[Start of Raw records]

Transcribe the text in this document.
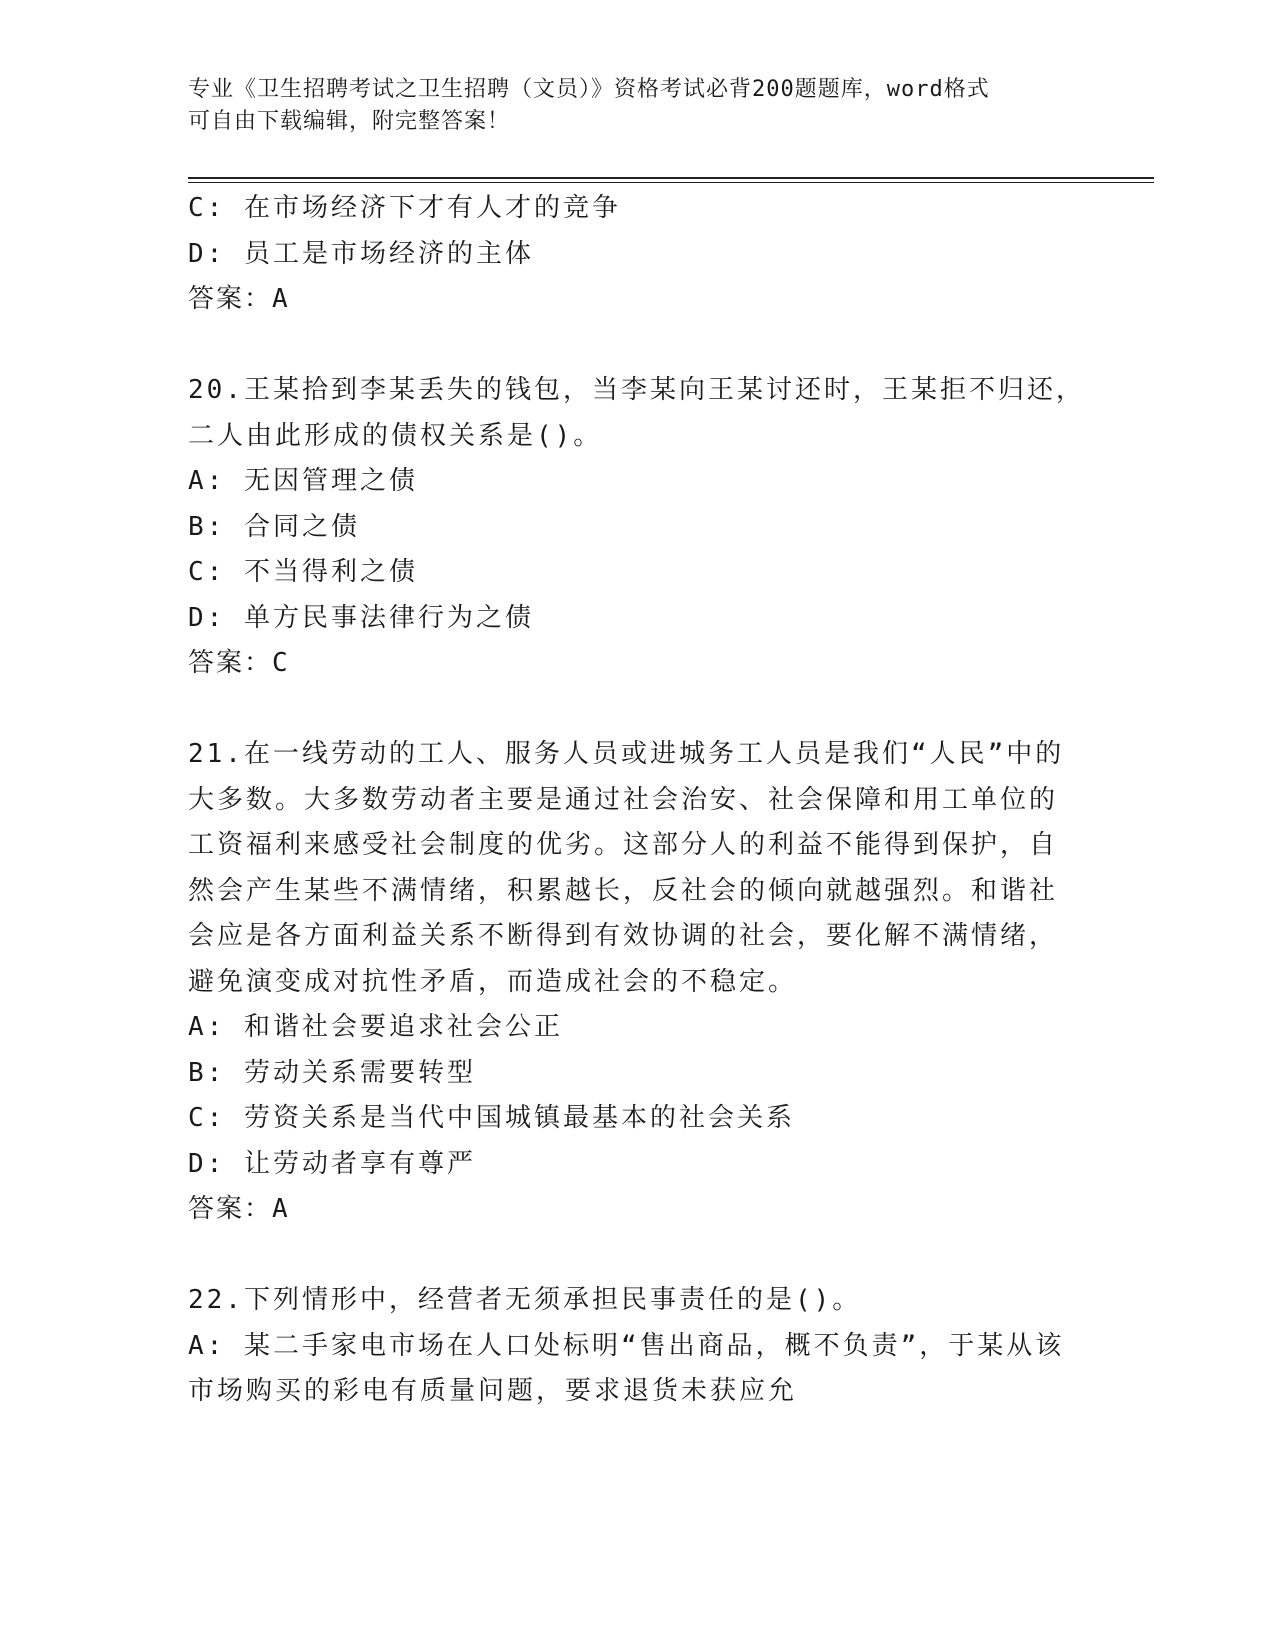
专业《卫生招聘考试之卫生招聘（文员）》资格考试必背200题题库，word格式
可自由下载编辑，附完整答案！
C: 在市场经济下才有人才的竞争
D: 员工是市场经济的主体
答案：A
20.王某拾到李某丢失的钱包，当李某向王某讨还时，王某拒不归还，
二人由此形成的债权关系是()。
A: 无因管理之债
B: 合同之债
C: 不当得利之债
D: 单方民事法律行为之债
答案：C
21.在一线劳动的工人、服务人员或进城务工人员是我们“人民”中的
大多数。大多数劳动者主要是通过社会治安、社会保障和用工单位的
工资福利来感受社会制度的优劣。这部分人的利益不能得到保护，自
然会产生某些不满情绪，积累越长，反社会的倾向就越强烈。和谐社
会应是各方面利益关系不断得到有效协调的社会，要化解不满情绪，
避免演变成对抗性矛盾，而造成社会的不稳定。
A: 和谐社会要追求社会公正
B: 劳动关系需要转型
C: 劳资关系是当代中国城镇最基本的社会关系
D: 让劳动者享有尊严
答案：A
22.下列情形中，经营者无须承担民事责任的是()。
A: 某二手家电市场在人口处标明“售出商品，概不负责”，于某从该
市场购买的彩电有质量问题，要求退货未获应允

[End of Raw records]

Write out all the entries exactly, except for the pictures.

Transcribe the text in this document.
专业《卫生招聘考试之卫生招聘（文员）》资格考试必背200题题库，word格式
可自由下载编辑，附完整答案！
C: 在市场经济下才有人才的竞争
D: 员工是市场经济的主体
答案：A
20.王某拾到李某丢失的钱包，当李某向王某讨还时，王某拒不归还，
二人由此形成的债权关系是()。
A: 无因管理之债
B: 合同之债
C: 不当得利之债
D: 单方民事法律行为之债
答案：C
21.在一线劳动的工人、服务人员或进城务工人员是我们“人民”中的
大多数。大多数劳动者主要是通过社会治安、社会保障和用工单位的
工资福利来感受社会制度的优劣。这部分人的利益不能得到保护，自
然会产生某些不满情绪，积累越长，反社会的倾向就越强烈。和谐社
会应是各方面利益关系不断得到有效协调的社会，要化解不满情绪，
避免演变成对抗性矛盾，而造成社会的不稳定。
A: 和谐社会要追求社会公正
B: 劳动关系需要转型
C: 劳资关系是当代中国城镇最基本的社会关系
D: 让劳动者享有尊严
答案：A
22.下列情形中，经营者无须承担民事责任的是()。
A: 某二手家电市场在人口处标明“售出商品，概不负责”，于某从该
市场购买的彩电有质量问题，要求退货未获应允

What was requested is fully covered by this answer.